- **Instruction**: Copy, from the entries below, each line in which the string "name" appears.

- **Input data**:
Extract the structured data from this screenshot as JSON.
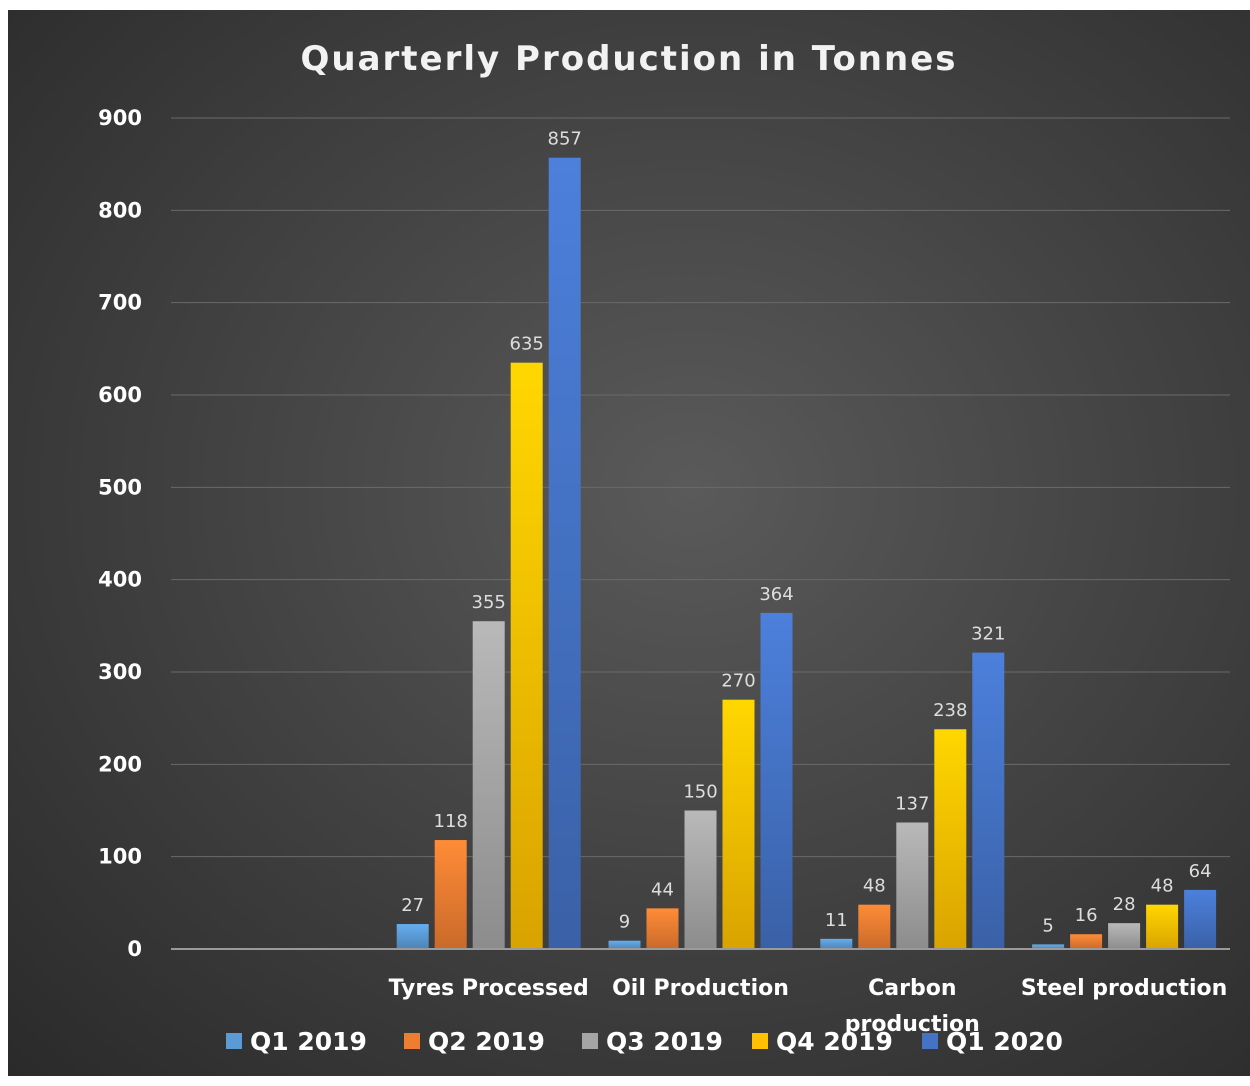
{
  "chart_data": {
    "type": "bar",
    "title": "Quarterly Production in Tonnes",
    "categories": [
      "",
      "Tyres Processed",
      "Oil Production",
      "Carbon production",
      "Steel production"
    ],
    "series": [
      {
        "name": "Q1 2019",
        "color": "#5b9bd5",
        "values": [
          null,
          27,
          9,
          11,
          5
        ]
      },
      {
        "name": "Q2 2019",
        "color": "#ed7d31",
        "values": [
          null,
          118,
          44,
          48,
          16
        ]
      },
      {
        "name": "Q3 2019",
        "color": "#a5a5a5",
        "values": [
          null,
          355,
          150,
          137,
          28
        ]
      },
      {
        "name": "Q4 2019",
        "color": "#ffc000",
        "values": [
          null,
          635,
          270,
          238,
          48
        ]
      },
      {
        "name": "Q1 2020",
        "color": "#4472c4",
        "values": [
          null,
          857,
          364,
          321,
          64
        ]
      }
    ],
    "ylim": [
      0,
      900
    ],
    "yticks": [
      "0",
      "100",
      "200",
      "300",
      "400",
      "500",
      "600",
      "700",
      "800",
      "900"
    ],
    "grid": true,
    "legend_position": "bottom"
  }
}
...
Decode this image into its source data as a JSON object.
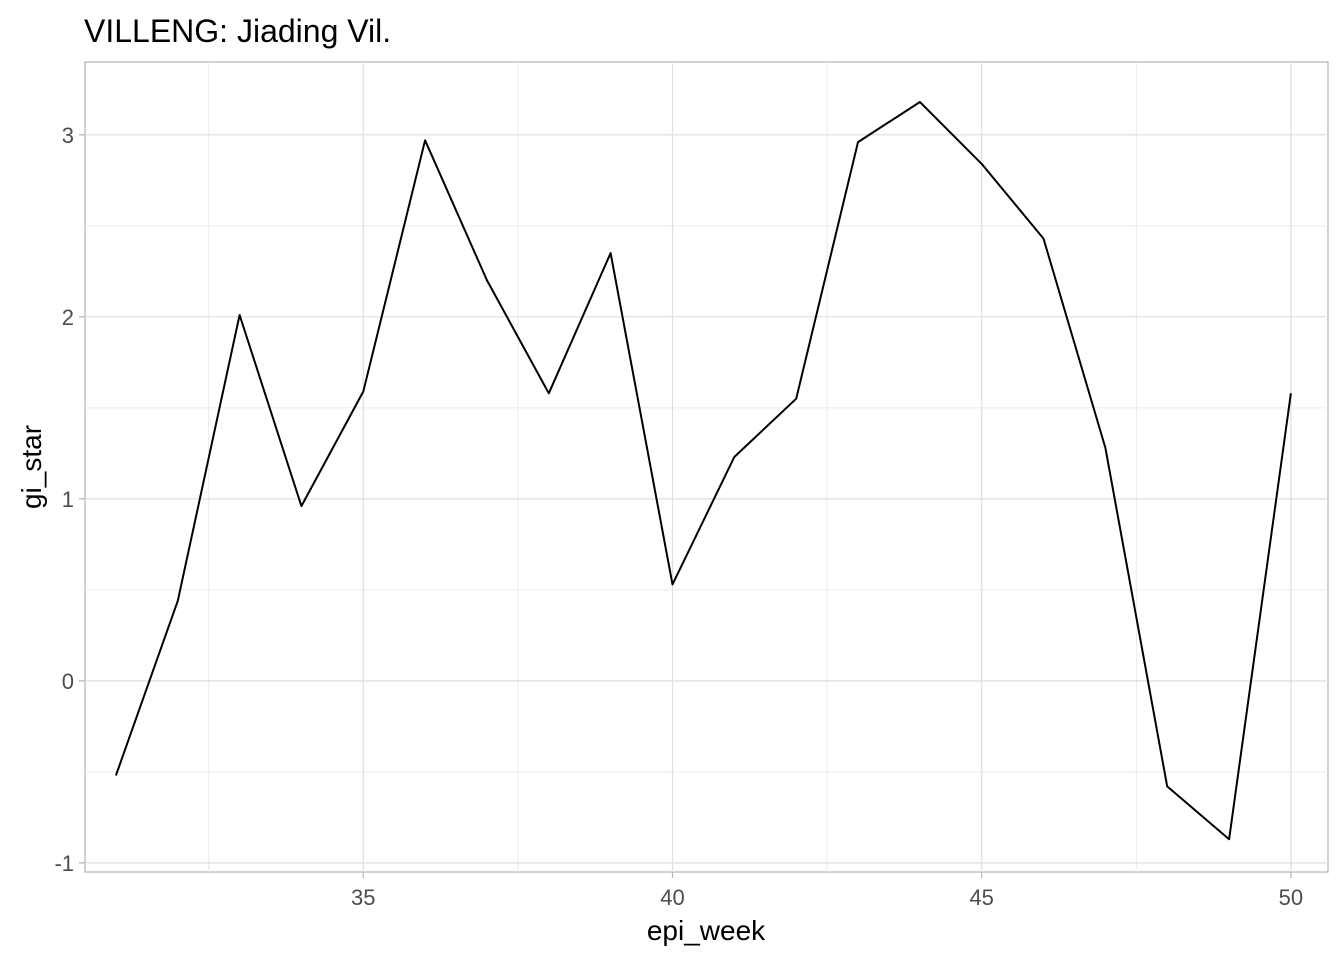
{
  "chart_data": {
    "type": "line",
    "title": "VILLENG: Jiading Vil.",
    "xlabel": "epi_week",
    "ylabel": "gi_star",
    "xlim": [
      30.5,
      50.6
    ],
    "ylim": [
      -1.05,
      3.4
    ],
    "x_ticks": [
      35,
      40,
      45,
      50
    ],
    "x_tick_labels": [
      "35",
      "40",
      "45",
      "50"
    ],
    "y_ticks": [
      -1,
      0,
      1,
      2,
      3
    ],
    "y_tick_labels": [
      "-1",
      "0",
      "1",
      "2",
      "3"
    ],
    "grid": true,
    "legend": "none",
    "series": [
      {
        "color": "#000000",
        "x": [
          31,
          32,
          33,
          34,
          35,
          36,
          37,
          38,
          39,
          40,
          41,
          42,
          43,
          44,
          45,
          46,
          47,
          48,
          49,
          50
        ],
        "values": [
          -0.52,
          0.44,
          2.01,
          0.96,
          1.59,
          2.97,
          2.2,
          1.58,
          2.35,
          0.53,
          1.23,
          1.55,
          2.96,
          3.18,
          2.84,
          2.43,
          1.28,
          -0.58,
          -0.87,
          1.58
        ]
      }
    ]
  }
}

- **Answer to the problem**:
        "name": "Q1 2019",
        "name": "Q2 2019",
        "name": "Q3 2019",
        "name": "Q4 2019",
        "name": "Q1 2020",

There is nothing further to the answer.